- _Your objective_
Pull out every line below holding the word "grid".

▬▬▬▬▬▬▬▬▬▬

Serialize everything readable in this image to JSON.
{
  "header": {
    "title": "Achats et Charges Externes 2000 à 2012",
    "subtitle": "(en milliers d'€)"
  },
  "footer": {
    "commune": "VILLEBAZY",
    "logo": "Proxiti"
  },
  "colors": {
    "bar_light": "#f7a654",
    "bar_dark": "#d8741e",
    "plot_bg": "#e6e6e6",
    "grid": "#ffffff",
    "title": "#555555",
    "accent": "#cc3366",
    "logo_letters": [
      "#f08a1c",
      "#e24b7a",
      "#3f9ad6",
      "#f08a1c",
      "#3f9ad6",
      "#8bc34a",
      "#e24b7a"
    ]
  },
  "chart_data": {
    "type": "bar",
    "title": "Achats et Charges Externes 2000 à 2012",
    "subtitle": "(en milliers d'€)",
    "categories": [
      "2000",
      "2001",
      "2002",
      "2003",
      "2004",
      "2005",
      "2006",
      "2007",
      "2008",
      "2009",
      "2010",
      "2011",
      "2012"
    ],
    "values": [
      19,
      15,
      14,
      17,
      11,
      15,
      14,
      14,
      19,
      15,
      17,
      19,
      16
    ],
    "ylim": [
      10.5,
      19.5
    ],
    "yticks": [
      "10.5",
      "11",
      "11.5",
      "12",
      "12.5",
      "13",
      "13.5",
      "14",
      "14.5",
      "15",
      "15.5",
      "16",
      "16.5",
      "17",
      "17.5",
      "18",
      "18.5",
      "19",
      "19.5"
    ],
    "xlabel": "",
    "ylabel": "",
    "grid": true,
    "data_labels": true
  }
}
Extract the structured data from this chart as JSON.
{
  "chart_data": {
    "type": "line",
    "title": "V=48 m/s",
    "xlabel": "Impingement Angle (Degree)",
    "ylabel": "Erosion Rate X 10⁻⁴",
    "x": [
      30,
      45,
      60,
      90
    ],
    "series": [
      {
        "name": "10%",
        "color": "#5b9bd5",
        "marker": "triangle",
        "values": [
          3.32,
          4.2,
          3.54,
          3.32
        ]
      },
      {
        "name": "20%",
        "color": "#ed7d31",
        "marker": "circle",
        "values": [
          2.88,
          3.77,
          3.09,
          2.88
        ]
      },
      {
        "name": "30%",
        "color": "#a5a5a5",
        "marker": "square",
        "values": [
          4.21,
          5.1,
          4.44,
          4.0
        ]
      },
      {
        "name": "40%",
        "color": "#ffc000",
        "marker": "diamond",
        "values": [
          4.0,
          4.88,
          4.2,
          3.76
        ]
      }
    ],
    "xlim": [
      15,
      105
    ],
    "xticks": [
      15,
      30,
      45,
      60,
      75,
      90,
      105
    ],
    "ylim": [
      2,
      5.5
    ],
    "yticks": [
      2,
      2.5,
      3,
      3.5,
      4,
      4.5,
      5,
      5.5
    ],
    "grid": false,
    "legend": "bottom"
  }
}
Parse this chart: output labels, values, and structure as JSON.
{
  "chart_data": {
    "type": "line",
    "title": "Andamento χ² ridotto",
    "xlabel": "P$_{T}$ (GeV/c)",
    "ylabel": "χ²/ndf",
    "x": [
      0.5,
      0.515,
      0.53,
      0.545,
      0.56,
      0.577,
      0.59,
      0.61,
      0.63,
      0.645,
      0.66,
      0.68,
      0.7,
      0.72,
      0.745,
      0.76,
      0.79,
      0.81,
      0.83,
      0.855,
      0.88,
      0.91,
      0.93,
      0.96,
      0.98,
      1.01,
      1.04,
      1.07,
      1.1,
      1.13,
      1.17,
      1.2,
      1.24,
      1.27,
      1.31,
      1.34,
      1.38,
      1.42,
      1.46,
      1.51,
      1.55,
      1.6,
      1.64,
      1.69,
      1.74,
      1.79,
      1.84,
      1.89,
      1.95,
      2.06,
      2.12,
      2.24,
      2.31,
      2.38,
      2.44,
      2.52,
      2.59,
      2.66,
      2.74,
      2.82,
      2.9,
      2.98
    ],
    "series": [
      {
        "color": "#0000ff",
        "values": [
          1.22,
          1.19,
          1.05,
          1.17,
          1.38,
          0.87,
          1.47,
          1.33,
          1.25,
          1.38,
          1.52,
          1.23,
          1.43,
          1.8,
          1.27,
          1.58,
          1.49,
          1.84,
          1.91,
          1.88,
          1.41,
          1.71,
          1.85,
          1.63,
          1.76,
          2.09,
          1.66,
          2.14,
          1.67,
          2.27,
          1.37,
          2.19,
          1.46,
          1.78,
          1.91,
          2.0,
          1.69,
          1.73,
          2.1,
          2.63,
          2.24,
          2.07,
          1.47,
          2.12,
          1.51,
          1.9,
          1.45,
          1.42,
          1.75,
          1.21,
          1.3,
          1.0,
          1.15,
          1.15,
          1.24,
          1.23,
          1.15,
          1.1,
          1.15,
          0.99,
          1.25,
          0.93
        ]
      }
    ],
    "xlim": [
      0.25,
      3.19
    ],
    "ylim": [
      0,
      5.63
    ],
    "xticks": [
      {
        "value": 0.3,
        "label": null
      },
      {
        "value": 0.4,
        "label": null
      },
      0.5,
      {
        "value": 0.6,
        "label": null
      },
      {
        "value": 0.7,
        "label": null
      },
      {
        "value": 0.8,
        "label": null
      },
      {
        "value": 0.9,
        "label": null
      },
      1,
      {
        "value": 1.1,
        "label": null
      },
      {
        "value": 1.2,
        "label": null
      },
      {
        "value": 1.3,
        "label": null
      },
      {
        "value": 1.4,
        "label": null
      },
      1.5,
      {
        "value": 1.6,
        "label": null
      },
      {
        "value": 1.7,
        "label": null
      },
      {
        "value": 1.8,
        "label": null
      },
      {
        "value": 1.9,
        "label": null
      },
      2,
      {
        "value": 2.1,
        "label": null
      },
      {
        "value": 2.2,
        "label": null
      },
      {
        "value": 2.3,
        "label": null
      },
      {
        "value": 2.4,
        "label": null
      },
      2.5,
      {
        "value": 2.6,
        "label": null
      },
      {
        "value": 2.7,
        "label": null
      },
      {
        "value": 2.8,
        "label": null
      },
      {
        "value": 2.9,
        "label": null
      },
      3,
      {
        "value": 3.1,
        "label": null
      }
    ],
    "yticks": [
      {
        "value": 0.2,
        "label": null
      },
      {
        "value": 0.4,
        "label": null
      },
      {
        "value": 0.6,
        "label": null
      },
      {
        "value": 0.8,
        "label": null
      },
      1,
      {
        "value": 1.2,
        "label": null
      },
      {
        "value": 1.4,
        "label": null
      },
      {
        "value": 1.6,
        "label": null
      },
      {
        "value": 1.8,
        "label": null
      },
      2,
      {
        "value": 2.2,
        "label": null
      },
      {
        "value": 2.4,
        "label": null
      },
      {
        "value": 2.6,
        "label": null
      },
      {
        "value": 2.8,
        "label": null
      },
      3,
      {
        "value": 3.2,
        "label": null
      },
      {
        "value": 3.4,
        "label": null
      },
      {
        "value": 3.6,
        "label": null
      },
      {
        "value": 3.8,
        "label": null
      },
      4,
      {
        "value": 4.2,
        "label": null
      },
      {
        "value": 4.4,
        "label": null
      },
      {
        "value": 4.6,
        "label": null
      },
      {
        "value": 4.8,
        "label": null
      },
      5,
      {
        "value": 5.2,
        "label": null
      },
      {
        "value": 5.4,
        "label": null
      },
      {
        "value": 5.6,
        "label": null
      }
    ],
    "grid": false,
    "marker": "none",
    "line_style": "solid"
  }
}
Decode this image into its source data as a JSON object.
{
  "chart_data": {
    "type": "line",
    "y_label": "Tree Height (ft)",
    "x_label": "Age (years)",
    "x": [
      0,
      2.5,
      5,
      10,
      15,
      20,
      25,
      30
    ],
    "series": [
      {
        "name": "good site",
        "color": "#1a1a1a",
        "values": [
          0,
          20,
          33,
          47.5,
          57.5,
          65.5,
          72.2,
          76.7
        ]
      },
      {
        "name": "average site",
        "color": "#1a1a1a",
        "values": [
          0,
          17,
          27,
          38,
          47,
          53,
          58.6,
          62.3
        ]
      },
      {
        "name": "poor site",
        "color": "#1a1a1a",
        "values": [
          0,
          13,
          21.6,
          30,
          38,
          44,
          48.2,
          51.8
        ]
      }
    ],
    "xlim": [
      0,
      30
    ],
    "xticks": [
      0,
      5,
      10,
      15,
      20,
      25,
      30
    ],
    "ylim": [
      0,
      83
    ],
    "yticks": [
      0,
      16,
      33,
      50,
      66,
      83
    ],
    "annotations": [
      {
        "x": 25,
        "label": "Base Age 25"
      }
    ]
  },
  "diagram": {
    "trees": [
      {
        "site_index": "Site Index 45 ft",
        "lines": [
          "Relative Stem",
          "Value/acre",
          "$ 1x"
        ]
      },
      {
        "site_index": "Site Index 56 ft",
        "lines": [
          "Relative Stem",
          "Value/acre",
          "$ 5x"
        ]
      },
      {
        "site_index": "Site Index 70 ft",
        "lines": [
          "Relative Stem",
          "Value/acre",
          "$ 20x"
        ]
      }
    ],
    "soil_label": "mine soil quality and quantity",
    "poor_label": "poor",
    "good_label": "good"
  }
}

▬▬▬▬▬▬▬▬▬▬

- _Task solution_
    "grid": "#ffffff",
    "grid": true,
    "grid": false,
    "grid": false,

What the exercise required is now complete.